→ REQUIREMENTS: Track down every line below that holds "годам" and copy it.
#### EXCERPTED RECORDS ####
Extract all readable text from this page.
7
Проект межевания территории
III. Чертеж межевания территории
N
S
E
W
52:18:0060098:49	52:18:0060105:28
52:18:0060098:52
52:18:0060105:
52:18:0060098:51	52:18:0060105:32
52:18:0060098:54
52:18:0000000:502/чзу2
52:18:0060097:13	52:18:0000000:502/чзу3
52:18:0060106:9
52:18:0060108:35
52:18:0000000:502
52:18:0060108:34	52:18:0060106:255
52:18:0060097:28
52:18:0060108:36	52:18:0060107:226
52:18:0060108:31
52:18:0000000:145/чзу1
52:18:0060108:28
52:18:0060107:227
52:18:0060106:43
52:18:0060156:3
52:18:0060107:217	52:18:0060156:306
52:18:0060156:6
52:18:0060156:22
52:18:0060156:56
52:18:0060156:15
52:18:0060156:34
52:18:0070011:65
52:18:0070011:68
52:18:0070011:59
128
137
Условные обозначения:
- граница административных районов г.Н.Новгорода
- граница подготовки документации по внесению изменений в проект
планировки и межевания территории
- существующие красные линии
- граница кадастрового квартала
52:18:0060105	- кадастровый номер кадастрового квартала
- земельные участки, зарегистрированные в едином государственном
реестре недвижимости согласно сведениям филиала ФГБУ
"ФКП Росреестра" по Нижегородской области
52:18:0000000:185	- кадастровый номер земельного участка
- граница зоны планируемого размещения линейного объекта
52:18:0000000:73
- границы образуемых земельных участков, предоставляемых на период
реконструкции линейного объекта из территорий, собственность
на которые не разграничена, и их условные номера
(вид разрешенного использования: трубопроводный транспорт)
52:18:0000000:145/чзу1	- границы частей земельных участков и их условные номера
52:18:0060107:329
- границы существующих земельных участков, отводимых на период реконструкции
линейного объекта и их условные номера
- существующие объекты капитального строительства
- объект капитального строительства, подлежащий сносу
####
#### EXCERPTED RECORDS ####
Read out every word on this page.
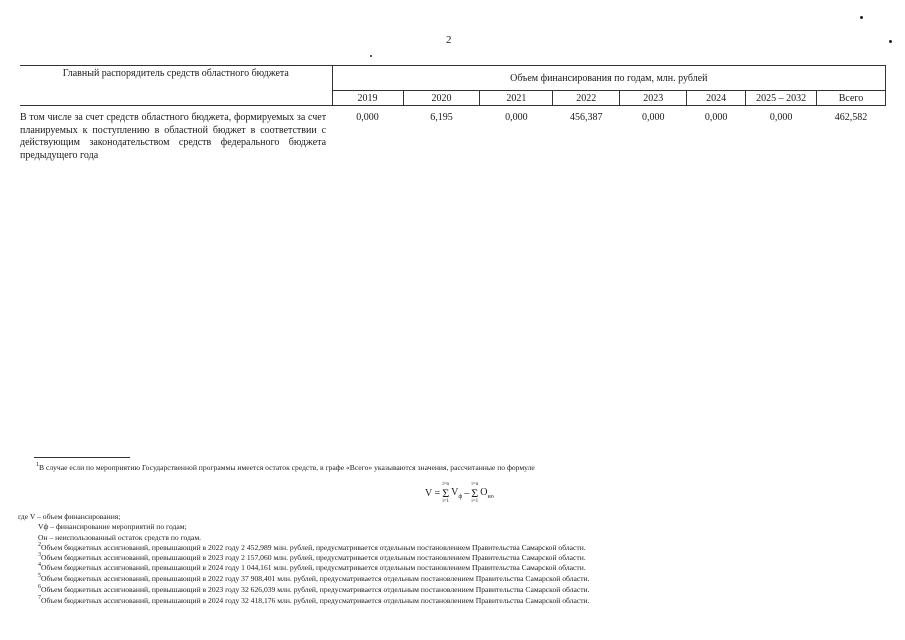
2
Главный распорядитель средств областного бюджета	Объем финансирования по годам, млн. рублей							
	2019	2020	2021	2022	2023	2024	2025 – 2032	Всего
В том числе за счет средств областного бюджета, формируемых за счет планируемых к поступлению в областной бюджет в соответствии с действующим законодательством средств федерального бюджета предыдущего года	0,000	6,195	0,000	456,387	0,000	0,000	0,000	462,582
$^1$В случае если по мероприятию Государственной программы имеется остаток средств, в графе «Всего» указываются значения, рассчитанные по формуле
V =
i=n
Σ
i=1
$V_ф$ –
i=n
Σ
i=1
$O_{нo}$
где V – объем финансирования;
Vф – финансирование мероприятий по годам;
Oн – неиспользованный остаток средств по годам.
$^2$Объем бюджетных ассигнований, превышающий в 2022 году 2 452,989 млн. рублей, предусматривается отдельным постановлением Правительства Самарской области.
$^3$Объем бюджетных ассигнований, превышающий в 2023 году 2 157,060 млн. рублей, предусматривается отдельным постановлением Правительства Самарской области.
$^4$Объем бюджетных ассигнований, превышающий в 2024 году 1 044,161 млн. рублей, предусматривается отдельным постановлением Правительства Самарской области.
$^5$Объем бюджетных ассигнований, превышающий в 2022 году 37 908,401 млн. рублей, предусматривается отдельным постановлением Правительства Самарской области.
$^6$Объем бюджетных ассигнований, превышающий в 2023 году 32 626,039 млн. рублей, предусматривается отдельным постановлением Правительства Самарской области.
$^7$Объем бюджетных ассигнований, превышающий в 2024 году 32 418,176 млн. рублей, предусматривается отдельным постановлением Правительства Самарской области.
####
→ COMPLETED TASK:
Главный распорядитель средств областного бюджета	Объем финансирования по годам, млн. рублей							
Vф – финансирование мероприятий по годам;
Oн – неиспользованный остаток средств по годам.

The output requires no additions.